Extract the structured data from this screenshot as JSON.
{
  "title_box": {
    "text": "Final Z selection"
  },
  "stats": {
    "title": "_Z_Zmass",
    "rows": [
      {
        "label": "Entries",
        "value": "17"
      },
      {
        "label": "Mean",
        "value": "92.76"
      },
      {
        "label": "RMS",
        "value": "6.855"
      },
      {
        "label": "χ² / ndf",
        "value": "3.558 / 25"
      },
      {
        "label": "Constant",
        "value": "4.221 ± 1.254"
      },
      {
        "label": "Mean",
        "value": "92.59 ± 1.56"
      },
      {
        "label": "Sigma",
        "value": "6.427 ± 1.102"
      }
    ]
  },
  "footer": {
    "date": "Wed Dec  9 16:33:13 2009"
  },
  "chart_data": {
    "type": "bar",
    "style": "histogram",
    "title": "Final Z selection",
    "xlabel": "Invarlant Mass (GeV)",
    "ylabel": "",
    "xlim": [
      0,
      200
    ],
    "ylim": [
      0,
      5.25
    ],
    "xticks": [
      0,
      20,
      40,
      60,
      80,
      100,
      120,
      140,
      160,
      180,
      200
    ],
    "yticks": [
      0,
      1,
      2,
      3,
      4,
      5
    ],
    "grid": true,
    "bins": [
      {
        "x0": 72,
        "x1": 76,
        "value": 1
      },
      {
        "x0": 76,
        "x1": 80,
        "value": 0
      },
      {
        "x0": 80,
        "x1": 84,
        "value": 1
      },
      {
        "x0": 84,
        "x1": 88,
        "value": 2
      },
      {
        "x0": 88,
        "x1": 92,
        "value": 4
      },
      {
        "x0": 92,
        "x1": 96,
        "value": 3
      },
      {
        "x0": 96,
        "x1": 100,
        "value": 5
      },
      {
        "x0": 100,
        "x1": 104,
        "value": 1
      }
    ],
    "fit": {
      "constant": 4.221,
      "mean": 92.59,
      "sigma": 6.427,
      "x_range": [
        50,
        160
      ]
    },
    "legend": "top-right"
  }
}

*WORK TO BE COMPLETED*
Every line of the data above should be copied exactly.

*TASK SOLUTION*
Extract the structured data from this screenshot as JSON.
{
  "title_box": {
    "text": "Final Z selection"
  },
  "stats": {
    "title": "_Z_Zmass",
    "rows": [
      {
        "label": "Entries",
        "value": "17"
      },
      {
        "label": "Mean",
        "value": "92.76"
      },
      {
        "label": "RMS",
        "value": "6.855"
      },
      {
        "label": "χ² / ndf",
        "value": "3.558 / 25"
      },
      {
        "label": "Constant",
        "value": "4.221 ± 1.254"
      },
      {
        "label": "Mean",
        "value": "92.59 ± 1.56"
      },
      {
        "label": "Sigma",
        "value": "6.427 ± 1.102"
      }
    ]
  },
  "footer": {
    "date": "Wed Dec  9 16:33:13 2009"
  },
  "chart_data": {
    "type": "bar",
    "style": "histogram",
    "title": "Final Z selection",
    "xlabel": "Invarlant Mass (GeV)",
    "ylabel": "",
    "xlim": [
      0,
      200
    ],
    "ylim": [
      0,
      5.25
    ],
    "xticks": [
      0,
      20,
      40,
      60,
      80,
      100,
      120,
      140,
      160,
      180,
      200
    ],
    "yticks": [
      0,
      1,
      2,
      3,
      4,
      5
    ],
    "grid": true,
    "bins": [
      {
        "x0": 72,
        "x1": 76,
        "value": 1
      },
      {
        "x0": 76,
        "x1": 80,
        "value": 0
      },
      {
        "x0": 80,
        "x1": 84,
        "value": 1
      },
      {
        "x0": 84,
        "x1": 88,
        "value": 2
      },
      {
        "x0": 88,
        "x1": 92,
        "value": 4
      },
      {
        "x0": 92,
        "x1": 96,
        "value": 3
      },
      {
        "x0": 96,
        "x1": 100,
        "value": 5
      },
      {
        "x0": 100,
        "x1": 104,
        "value": 1
      }
    ],
    "fit": {
      "constant": 4.221,
      "mean": 92.59,
      "sigma": 6.427,
      "x_range": [
        50,
        160
      ]
    },
    "legend": "top-right"
  }
}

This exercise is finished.